- [PROBLEM DESCRIPTION]: Count how many lines hold the string "color". Give that number alone.
|---|
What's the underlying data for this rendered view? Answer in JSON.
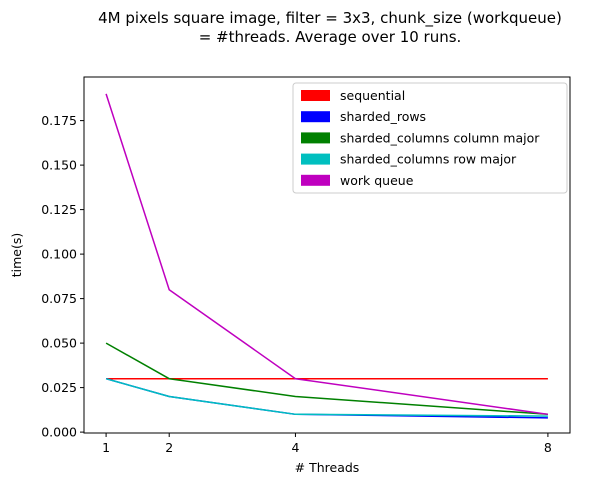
{
  "chart_data": {
    "type": "line",
    "title_lines": [
      "4M pixels square image, filter = 3x3, chunk_size (workqueue)",
      "= #threads. Average over 10 runs."
    ],
    "xlabel": "# Threads",
    "ylabel": "time(s)",
    "x": [
      1,
      2,
      4,
      8
    ],
    "xticks": [
      "1",
      "2",
      "4",
      "8"
    ],
    "yticks": [
      "0.000",
      "0.025",
      "0.050",
      "0.075",
      "0.100",
      "0.125",
      "0.150",
      "0.175"
    ],
    "xlim": [
      0.65,
      8.35
    ],
    "ylim": [
      -0.0005,
      0.1995
    ],
    "grid": false,
    "legend_position": "top-right",
    "series": [
      {
        "name": "sequential",
        "color": "#ff0000",
        "values": [
          0.03,
          0.03,
          0.03,
          0.03
        ]
      },
      {
        "name": "sharded_rows",
        "color": "#0000ff",
        "values": [
          0.03,
          0.02,
          0.01,
          0.008
        ]
      },
      {
        "name": "sharded_columns column major",
        "color": "#008000",
        "values": [
          0.05,
          0.03,
          0.02,
          0.01
        ]
      },
      {
        "name": "sharded_columns row major",
        "color": "#00bfbf",
        "values": [
          0.03,
          0.02,
          0.01,
          0.009
        ]
      },
      {
        "name": "work queue",
        "color": "#bf00bf",
        "values": [
          0.19,
          0.08,
          0.03,
          0.01
        ]
      }
    ]
  }
}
|---|
- [SOLUTION FOR THIS TASK]: 5